Task objective » Among the entries below, find how many lines carry the word "unit" and state only that figure.

===

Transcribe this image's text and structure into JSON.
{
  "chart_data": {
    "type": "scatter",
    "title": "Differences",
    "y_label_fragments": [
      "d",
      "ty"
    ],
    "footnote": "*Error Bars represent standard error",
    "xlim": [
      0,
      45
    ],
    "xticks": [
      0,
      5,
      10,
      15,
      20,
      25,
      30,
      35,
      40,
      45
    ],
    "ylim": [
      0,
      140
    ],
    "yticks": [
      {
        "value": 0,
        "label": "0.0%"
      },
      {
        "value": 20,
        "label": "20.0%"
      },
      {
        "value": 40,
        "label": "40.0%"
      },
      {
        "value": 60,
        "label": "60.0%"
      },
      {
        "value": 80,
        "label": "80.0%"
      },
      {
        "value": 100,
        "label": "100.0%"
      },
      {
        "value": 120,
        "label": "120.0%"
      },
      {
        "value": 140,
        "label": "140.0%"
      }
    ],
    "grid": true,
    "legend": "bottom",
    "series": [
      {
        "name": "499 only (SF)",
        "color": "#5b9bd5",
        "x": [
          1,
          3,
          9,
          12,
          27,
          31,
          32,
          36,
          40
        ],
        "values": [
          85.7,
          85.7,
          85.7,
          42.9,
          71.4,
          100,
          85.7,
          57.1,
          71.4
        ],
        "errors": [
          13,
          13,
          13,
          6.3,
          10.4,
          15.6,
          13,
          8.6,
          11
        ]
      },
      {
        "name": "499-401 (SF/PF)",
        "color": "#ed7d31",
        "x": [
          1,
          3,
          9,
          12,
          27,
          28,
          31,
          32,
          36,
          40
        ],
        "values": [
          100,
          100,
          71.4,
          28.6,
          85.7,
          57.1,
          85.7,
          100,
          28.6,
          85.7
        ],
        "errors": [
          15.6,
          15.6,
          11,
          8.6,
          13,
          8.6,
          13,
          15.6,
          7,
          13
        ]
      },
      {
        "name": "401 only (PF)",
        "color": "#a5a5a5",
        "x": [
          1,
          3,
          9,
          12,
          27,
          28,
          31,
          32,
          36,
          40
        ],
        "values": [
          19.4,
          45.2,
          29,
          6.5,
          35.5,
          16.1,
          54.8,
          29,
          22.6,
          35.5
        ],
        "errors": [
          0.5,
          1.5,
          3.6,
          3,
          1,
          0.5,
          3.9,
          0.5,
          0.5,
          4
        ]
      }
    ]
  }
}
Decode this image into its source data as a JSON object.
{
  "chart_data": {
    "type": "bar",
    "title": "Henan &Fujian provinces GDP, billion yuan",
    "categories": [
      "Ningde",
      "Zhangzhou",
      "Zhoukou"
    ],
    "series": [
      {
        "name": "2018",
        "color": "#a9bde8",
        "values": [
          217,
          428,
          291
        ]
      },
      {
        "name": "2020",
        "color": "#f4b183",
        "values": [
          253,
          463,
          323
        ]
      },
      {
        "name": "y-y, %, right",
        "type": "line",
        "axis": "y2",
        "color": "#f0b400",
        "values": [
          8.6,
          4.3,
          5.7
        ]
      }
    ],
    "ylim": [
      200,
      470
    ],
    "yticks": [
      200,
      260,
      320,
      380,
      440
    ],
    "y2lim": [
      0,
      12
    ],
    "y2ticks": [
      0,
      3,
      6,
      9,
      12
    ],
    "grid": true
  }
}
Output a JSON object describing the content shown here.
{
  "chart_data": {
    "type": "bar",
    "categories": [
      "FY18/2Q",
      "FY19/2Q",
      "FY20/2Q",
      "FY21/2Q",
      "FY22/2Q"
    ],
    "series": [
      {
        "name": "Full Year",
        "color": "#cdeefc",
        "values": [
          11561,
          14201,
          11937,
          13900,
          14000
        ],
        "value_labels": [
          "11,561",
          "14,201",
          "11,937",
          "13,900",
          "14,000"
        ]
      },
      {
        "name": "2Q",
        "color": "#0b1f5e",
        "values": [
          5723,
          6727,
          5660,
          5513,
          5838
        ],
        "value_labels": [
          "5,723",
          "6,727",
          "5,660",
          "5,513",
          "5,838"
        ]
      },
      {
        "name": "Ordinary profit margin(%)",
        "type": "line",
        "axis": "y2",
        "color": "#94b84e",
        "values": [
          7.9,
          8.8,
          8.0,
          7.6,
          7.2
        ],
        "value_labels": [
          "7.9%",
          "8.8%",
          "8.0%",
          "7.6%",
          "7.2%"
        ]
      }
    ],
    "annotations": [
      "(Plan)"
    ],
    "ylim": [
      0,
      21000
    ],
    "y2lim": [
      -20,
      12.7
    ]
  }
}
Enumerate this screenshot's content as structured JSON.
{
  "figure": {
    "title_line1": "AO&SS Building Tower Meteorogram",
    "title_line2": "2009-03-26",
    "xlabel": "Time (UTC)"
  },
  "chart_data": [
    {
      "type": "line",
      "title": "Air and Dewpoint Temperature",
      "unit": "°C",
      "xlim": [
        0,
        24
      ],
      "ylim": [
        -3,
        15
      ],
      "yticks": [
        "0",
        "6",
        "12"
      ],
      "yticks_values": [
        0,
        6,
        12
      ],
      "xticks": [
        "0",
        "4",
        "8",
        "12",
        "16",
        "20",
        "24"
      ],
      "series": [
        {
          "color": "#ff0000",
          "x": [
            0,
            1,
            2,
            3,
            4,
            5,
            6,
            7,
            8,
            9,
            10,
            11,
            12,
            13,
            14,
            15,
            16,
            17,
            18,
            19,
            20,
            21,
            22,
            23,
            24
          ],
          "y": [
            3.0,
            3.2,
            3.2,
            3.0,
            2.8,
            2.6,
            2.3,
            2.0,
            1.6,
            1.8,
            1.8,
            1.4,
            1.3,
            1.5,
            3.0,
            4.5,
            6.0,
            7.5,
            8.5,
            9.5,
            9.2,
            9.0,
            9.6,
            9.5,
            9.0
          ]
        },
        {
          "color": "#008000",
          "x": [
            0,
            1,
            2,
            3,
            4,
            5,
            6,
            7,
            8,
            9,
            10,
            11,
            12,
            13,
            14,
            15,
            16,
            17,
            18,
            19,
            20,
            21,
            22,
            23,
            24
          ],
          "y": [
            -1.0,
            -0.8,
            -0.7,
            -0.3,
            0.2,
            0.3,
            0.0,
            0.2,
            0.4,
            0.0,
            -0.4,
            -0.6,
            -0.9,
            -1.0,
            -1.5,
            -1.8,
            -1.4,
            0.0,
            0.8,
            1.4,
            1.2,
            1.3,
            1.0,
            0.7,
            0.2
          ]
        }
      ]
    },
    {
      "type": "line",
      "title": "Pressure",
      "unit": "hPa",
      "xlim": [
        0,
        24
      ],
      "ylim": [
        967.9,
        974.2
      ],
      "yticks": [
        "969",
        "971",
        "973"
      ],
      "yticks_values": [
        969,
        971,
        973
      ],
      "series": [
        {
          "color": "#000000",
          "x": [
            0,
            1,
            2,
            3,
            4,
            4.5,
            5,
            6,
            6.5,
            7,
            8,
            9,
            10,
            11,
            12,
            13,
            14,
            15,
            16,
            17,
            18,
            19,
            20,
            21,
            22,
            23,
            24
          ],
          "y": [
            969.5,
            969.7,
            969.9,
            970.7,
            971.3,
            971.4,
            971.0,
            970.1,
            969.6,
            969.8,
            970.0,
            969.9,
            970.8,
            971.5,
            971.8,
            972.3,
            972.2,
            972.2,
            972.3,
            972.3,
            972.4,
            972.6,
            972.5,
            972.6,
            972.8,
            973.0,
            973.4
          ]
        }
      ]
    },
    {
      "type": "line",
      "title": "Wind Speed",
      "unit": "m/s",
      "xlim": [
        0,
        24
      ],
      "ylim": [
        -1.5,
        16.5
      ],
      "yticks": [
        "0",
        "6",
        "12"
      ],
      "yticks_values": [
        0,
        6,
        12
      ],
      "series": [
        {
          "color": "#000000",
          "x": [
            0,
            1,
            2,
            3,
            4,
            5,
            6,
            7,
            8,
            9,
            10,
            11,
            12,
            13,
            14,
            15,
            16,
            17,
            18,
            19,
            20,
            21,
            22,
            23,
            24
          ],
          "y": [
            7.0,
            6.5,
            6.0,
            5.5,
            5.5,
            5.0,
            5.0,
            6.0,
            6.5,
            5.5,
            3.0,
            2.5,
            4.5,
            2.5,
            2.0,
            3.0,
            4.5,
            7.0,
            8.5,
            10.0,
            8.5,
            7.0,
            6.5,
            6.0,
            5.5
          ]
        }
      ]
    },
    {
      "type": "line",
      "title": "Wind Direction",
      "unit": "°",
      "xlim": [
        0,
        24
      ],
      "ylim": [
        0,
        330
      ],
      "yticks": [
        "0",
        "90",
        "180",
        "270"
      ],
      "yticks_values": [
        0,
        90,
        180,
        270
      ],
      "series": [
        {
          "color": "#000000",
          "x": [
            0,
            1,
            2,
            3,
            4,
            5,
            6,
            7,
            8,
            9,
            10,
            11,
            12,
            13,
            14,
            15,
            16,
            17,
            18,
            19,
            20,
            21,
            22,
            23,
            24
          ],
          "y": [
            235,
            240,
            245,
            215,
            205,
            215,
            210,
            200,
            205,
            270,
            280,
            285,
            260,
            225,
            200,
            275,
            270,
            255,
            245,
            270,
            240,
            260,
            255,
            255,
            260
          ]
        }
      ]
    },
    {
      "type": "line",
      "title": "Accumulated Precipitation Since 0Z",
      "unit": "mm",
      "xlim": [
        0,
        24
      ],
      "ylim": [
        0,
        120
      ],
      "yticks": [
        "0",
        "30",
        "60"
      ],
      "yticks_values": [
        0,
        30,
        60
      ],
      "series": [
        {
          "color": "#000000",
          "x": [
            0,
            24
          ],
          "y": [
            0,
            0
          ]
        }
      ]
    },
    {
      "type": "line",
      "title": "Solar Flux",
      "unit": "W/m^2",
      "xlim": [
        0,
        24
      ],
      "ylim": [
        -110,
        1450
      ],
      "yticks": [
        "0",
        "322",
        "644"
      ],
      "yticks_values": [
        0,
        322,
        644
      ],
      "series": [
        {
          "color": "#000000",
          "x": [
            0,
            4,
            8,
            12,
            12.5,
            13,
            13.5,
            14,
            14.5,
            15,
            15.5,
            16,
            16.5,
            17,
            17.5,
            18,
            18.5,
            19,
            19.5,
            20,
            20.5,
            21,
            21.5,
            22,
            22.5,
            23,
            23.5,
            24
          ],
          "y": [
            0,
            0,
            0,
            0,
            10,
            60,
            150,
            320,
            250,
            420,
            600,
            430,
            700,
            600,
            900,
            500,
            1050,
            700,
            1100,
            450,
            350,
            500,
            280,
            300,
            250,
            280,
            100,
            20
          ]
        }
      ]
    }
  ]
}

===

Correct answer » 6